• Problem statement
Return the whole listing exactly as it stands.

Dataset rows
>> begin

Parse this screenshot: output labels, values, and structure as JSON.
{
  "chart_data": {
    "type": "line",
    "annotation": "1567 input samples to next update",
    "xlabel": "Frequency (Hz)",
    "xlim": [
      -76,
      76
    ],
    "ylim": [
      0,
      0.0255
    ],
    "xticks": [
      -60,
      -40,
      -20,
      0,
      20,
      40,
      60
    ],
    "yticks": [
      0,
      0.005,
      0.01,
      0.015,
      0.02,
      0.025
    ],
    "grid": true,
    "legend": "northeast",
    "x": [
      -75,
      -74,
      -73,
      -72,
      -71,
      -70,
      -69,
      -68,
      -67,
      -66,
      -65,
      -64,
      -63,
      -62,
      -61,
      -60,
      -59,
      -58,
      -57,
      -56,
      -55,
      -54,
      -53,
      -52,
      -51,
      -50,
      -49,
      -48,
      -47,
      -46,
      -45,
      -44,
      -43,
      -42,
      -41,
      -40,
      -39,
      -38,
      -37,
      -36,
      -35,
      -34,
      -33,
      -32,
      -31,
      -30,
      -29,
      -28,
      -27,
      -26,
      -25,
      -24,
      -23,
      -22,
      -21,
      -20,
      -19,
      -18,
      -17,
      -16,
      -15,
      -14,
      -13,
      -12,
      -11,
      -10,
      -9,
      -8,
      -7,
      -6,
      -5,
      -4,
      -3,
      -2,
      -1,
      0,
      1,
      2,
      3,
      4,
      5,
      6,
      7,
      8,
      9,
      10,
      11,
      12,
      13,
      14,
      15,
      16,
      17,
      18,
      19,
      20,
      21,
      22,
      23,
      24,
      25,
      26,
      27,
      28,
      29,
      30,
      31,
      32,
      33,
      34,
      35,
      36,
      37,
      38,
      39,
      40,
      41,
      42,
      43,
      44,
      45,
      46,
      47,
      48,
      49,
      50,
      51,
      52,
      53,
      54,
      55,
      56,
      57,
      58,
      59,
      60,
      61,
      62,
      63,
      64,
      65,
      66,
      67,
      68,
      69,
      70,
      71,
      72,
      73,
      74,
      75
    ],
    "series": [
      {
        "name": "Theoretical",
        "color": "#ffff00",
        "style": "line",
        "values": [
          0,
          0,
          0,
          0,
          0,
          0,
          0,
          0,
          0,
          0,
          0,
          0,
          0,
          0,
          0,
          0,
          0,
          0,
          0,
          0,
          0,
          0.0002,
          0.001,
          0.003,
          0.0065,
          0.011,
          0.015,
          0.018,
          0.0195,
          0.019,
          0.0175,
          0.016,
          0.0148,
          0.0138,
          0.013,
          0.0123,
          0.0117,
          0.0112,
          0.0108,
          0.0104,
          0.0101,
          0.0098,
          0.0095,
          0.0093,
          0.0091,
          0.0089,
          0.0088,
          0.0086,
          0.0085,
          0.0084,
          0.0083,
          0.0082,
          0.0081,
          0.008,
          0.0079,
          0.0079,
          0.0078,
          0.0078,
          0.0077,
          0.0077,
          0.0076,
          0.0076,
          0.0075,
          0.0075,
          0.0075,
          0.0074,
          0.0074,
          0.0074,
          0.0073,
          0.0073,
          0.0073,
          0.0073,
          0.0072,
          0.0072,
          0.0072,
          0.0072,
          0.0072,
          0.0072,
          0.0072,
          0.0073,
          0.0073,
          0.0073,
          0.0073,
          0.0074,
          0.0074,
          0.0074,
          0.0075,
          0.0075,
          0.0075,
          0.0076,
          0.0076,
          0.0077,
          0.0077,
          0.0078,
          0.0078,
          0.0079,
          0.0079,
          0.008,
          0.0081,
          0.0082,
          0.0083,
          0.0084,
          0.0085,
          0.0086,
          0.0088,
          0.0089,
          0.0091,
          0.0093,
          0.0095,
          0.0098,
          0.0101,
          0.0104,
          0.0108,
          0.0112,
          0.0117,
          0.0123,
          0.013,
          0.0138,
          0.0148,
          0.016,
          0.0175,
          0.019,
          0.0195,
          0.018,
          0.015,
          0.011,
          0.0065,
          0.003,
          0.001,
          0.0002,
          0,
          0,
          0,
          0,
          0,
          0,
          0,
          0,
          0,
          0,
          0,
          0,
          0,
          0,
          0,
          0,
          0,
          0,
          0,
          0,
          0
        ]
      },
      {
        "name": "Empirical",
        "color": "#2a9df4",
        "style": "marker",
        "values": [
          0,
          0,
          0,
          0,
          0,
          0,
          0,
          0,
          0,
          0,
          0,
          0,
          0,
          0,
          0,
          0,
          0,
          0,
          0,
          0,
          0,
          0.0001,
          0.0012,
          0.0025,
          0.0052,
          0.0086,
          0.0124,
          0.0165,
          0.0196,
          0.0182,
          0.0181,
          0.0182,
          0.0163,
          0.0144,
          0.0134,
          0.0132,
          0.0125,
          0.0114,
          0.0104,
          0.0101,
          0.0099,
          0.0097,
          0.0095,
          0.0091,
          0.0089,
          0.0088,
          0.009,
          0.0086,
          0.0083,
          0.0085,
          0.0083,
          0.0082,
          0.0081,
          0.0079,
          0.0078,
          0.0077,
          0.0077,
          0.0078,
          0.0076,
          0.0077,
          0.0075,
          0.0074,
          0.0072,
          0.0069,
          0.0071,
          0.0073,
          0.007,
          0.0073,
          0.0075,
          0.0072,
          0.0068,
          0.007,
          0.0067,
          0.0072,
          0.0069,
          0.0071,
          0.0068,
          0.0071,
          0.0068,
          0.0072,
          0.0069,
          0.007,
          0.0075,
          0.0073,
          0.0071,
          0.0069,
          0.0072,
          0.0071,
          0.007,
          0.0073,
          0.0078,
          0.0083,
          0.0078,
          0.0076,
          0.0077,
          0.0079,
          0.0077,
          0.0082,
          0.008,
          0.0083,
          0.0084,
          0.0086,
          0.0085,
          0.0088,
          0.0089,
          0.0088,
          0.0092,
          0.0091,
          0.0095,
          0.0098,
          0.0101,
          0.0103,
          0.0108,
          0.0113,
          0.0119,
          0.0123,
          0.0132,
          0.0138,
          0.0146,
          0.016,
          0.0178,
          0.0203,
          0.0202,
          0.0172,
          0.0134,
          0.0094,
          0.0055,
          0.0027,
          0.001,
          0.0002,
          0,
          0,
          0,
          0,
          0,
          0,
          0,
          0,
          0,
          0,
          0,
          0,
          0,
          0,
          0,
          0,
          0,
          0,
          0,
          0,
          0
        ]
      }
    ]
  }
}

>> end

• Task response
Parse this screenshot: output labels, values, and structure as JSON.
{
  "chart_data": {
    "type": "line",
    "annotation": "1567 input samples to next update",
    "xlabel": "Frequency (Hz)",
    "xlim": [
      -76,
      76
    ],
    "ylim": [
      0,
      0.0255
    ],
    "xticks": [
      -60,
      -40,
      -20,
      0,
      20,
      40,
      60
    ],
    "yticks": [
      0,
      0.005,
      0.01,
      0.015,
      0.02,
      0.025
    ],
    "grid": true,
    "legend": "northeast",
    "x": [
      -75,
      -74,
      -73,
      -72,
      -71,
      -70,
      -69,
      -68,
      -67,
      -66,
      -65,
      -64,
      -63,
      -62,
      -61,
      -60,
      -59,
      -58,
      -57,
      -56,
      -55,
      -54,
      -53,
      -52,
      -51,
      -50,
      -49,
      -48,
      -47,
      -46,
      -45,
      -44,
      -43,
      -42,
      -41,
      -40,
      -39,
      -38,
      -37,
      -36,
      -35,
      -34,
      -33,
      -32,
      -31,
      -30,
      -29,
      -28,
      -27,
      -26,
      -25,
      -24,
      -23,
      -22,
      -21,
      -20,
      -19,
      -18,
      -17,
      -16,
      -15,
      -14,
      -13,
      -12,
      -11,
      -10,
      -9,
      -8,
      -7,
      -6,
      -5,
      -4,
      -3,
      -2,
      -1,
      0,
      1,
      2,
      3,
      4,
      5,
      6,
      7,
      8,
      9,
      10,
      11,
      12,
      13,
      14,
      15,
      16,
      17,
      18,
      19,
      20,
      21,
      22,
      23,
      24,
      25,
      26,
      27,
      28,
      29,
      30,
      31,
      32,
      33,
      34,
      35,
      36,
      37,
      38,
      39,
      40,
      41,
      42,
      43,
      44,
      45,
      46,
      47,
      48,
      49,
      50,
      51,
      52,
      53,
      54,
      55,
      56,
      57,
      58,
      59,
      60,
      61,
      62,
      63,
      64,
      65,
      66,
      67,
      68,
      69,
      70,
      71,
      72,
      73,
      74,
      75
    ],
    "series": [
      {
        "name": "Theoretical",
        "color": "#ffff00",
        "style": "line",
        "values": [
          0,
          0,
          0,
          0,
          0,
          0,
          0,
          0,
          0,
          0,
          0,
          0,
          0,
          0,
          0,
          0,
          0,
          0,
          0,
          0,
          0,
          0.0002,
          0.001,
          0.003,
          0.0065,
          0.011,
          0.015,
          0.018,
          0.0195,
          0.019,
          0.0175,
          0.016,
          0.0148,
          0.0138,
          0.013,
          0.0123,
          0.0117,
          0.0112,
          0.0108,
          0.0104,
          0.0101,
          0.0098,
          0.0095,
          0.0093,
          0.0091,
          0.0089,
          0.0088,
          0.0086,
          0.0085,
          0.0084,
          0.0083,
          0.0082,
          0.0081,
          0.008,
          0.0079,
          0.0079,
          0.0078,
          0.0078,
          0.0077,
          0.0077,
          0.0076,
          0.0076,
          0.0075,
          0.0075,
          0.0075,
          0.0074,
          0.0074,
          0.0074,
          0.0073,
          0.0073,
          0.0073,
          0.0073,
          0.0072,
          0.0072,
          0.0072,
          0.0072,
          0.0072,
          0.0072,
          0.0072,
          0.0073,
          0.0073,
          0.0073,
          0.0073,
          0.0074,
          0.0074,
          0.0074,
          0.0075,
          0.0075,
          0.0075,
          0.0076,
          0.0076,
          0.0077,
          0.0077,
          0.0078,
          0.0078,
          0.0079,
          0.0079,
          0.008,
          0.0081,
          0.0082,
          0.0083,
          0.0084,
          0.0085,
          0.0086,
          0.0088,
          0.0089,
          0.0091,
          0.0093,
          0.0095,
          0.0098,
          0.0101,
          0.0104,
          0.0108,
          0.0112,
          0.0117,
          0.0123,
          0.013,
          0.0138,
          0.0148,
          0.016,
          0.0175,
          0.019,
          0.0195,
          0.018,
          0.015,
          0.011,
          0.0065,
          0.003,
          0.001,
          0.0002,
          0,
          0,
          0,
          0,
          0,
          0,
          0,
          0,
          0,
          0,
          0,
          0,
          0,
          0,
          0,
          0,
          0,
          0,
          0,
          0,
          0
        ]
      },
      {
        "name": "Empirical",
        "color": "#2a9df4",
        "style": "marker",
        "values": [
          0,
          0,
          0,
          0,
          0,
          0,
          0,
          0,
          0,
          0,
          0,
          0,
          0,
          0,
          0,
          0,
          0,
          0,
          0,
          0,
          0,
          0.0001,
          0.0012,
          0.0025,
          0.0052,
          0.0086,
          0.0124,
          0.0165,
          0.0196,
          0.0182,
          0.0181,
          0.0182,
          0.0163,
          0.0144,
          0.0134,
          0.0132,
          0.0125,
          0.0114,
          0.0104,
          0.0101,
          0.0099,
          0.0097,
          0.0095,
          0.0091,
          0.0089,
          0.0088,
          0.009,
          0.0086,
          0.0083,
          0.0085,
          0.0083,
          0.0082,
          0.0081,
          0.0079,
          0.0078,
          0.0077,
          0.0077,
          0.0078,
          0.0076,
          0.0077,
          0.0075,
          0.0074,
          0.0072,
          0.0069,
          0.0071,
          0.0073,
          0.007,
          0.0073,
          0.0075,
          0.0072,
          0.0068,
          0.007,
          0.0067,
          0.0072,
          0.0069,
          0.0071,
          0.0068,
          0.0071,
          0.0068,
          0.0072,
          0.0069,
          0.007,
          0.0075,
          0.0073,
          0.0071,
          0.0069,
          0.0072,
          0.0071,
          0.007,
          0.0073,
          0.0078,
          0.0083,
          0.0078,
          0.0076,
          0.0077,
          0.0079,
          0.0077,
          0.0082,
          0.008,
          0.0083,
          0.0084,
          0.0086,
          0.0085,
          0.0088,
          0.0089,
          0.0088,
          0.0092,
          0.0091,
          0.0095,
          0.0098,
          0.0101,
          0.0103,
          0.0108,
          0.0113,
          0.0119,
          0.0123,
          0.0132,
          0.0138,
          0.0146,
          0.016,
          0.0178,
          0.0203,
          0.0202,
          0.0172,
          0.0134,
          0.0094,
          0.0055,
          0.0027,
          0.001,
          0.0002,
          0,
          0,
          0,
          0,
          0,
          0,
          0,
          0,
          0,
          0,
          0,
          0,
          0,
          0,
          0,
          0,
          0,
          0,
          0,
          0,
          0
        ]
      }
    ]
  }
}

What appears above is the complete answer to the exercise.